* _Exercise description_: Find each line in the data that contains the string "footer" and copy those lines out. Matching is case-sensitive.

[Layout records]
○ ○ ○ ○ ○
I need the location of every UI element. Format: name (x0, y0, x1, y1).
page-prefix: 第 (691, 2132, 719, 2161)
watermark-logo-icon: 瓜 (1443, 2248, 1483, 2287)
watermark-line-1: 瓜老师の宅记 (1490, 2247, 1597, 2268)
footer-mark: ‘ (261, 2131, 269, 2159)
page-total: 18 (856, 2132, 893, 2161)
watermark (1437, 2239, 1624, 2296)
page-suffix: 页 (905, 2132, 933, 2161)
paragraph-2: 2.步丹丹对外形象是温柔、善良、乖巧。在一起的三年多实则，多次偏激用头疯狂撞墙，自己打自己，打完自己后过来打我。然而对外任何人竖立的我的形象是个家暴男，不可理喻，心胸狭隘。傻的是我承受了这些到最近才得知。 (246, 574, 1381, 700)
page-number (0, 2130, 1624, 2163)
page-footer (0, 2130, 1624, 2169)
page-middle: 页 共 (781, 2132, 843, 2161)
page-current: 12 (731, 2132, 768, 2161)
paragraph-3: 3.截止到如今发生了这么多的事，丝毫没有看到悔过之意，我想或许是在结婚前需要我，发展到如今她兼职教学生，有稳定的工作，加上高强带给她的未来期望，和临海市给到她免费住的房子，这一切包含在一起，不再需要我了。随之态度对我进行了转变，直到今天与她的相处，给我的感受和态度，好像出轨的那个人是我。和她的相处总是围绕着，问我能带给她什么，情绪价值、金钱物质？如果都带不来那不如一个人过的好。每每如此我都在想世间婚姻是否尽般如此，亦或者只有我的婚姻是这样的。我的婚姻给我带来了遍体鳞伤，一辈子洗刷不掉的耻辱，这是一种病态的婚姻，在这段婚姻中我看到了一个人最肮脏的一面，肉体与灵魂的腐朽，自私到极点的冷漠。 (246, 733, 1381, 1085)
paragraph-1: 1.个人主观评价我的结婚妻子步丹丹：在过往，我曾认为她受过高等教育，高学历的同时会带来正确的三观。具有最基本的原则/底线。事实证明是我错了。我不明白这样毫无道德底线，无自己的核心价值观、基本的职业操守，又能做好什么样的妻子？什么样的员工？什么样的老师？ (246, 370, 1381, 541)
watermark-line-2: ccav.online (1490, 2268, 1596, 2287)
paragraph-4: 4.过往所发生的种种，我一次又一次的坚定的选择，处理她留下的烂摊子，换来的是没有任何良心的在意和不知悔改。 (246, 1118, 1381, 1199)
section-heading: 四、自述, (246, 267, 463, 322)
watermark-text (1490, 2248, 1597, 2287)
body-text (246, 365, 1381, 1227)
○ ○ ○ ○ ○
* _Worked answer_:
footer-mark: ‘ (261, 2131, 269, 2159)
page-footer (0, 2130, 1624, 2169)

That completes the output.